Layout element data
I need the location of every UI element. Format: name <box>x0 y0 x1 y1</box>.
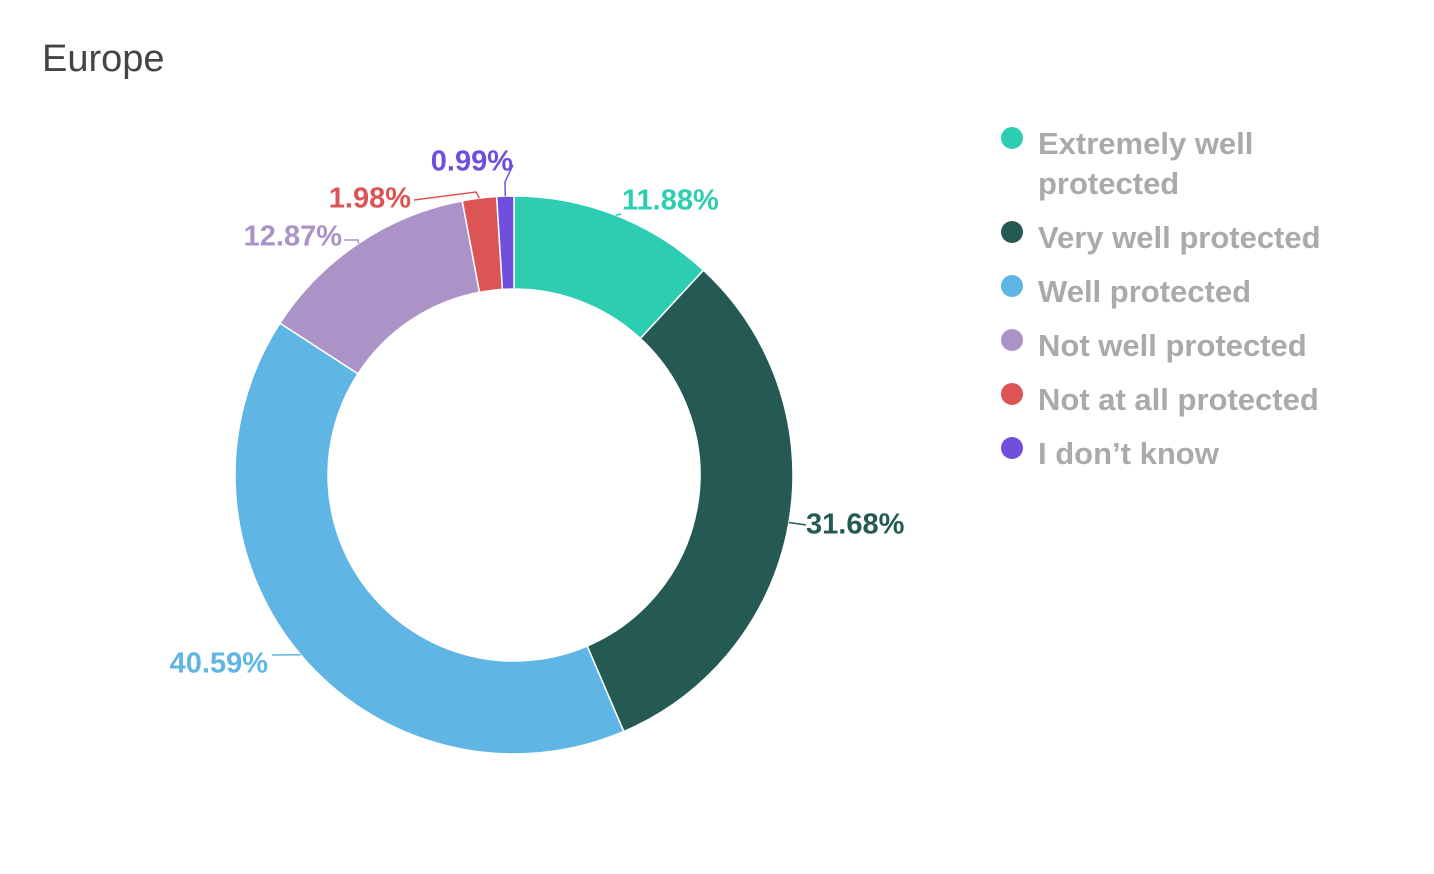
slice-data-label: 11.88% <box>622 185 719 217</box>
legend: Extremely well protected Very well protec… <box>1000 124 1420 488</box>
donut-slices <box>234 195 794 755</box>
legend-label: Very well protected <box>1038 220 1321 255</box>
legend-item[interactable]: Extremely well protected <box>1000 124 1420 204</box>
legend-swatch-icon <box>1001 275 1023 297</box>
legend-item[interactable]: Not at all protected <box>1000 380 1420 420</box>
slice-data-label: 12.87% <box>244 221 343 253</box>
legend-swatch-icon <box>1001 221 1023 243</box>
donut-slice-well-protected[interactable] <box>234 322 625 755</box>
donut-slice-i-don-t-know[interactable] <box>495 195 515 291</box>
legend-swatch-icon <box>1001 437 1023 459</box>
slice-data-label: 1.98% <box>329 183 411 215</box>
legend-item[interactable]: Well protected <box>1000 272 1420 312</box>
leader-line <box>615 213 622 216</box>
slice-data-label: 40.59% <box>170 648 269 680</box>
donut-slice-very-well-protected[interactable] <box>586 269 794 733</box>
legend-label: Extremely well protected <box>1038 126 1254 201</box>
leader-line <box>344 239 360 244</box>
slice-data-label: 0.99% <box>431 146 513 178</box>
legend-swatch-icon <box>1001 127 1023 149</box>
legend-swatch-icon <box>1001 329 1023 351</box>
legend-item[interactable]: Not well protected <box>1000 326 1420 366</box>
legend-swatch-icon <box>1001 383 1023 405</box>
slice-labels: 11.88% 31.68% 40.59% 12.87% 1.98% 0.99% <box>170 146 905 680</box>
leader-line <box>504 164 514 197</box>
legend-label: I don’t know <box>1038 436 1219 471</box>
leader-lines <box>271 164 807 656</box>
legend-item[interactable]: Very well protected <box>1000 218 1420 258</box>
leader-line <box>413 191 481 201</box>
legend-label: Not at all protected <box>1038 382 1319 417</box>
slice-data-label: 31.68% <box>806 509 905 541</box>
legend-label: Well protected <box>1038 274 1252 309</box>
legend-label: Not well protected <box>1038 328 1307 363</box>
leader-line <box>788 521 807 526</box>
legend-item[interactable]: I don’t know <box>1000 434 1420 474</box>
chart-title: Europe <box>42 38 165 80</box>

_WHAT TO WORK ON:_
Print the data lines from the one containing "slice-data-label: 11.88% <box>622" through the one containing "slice-data-label: 40.59% <box>170", including both, with no changes.

_RIGHT ANSWER:_
slice-data-label: 11.88% <box>622 185 719 217</box>
legend: Extremely well protected Very well protec… <box>1000 124 1420 488</box>
donut-slices <box>234 195 794 755</box>
legend-label: Very well protected <box>1038 220 1321 255</box>
legend-item[interactable]: Extremely well protected <box>1000 124 1420 204</box>
legend-swatch-icon <box>1001 275 1023 297</box>
legend-item[interactable]: Not at all protected <box>1000 380 1420 420</box>
slice-data-label: 12.87% <box>244 221 343 253</box>
legend-swatch-icon <box>1001 221 1023 243</box>
donut-slice-well-protected[interactable] <box>234 322 625 755</box>
donut-slice-i-don-t-know[interactable] <box>495 195 515 291</box>
legend-swatch-icon <box>1001 437 1023 459</box>
slice-data-label: 1.98% <box>329 183 411 215</box>
legend-item[interactable]: Well protected <box>1000 272 1420 312</box>
leader-line <box>615 213 622 216</box>
slice-data-label: 40.59% <box>170 648 269 680</box>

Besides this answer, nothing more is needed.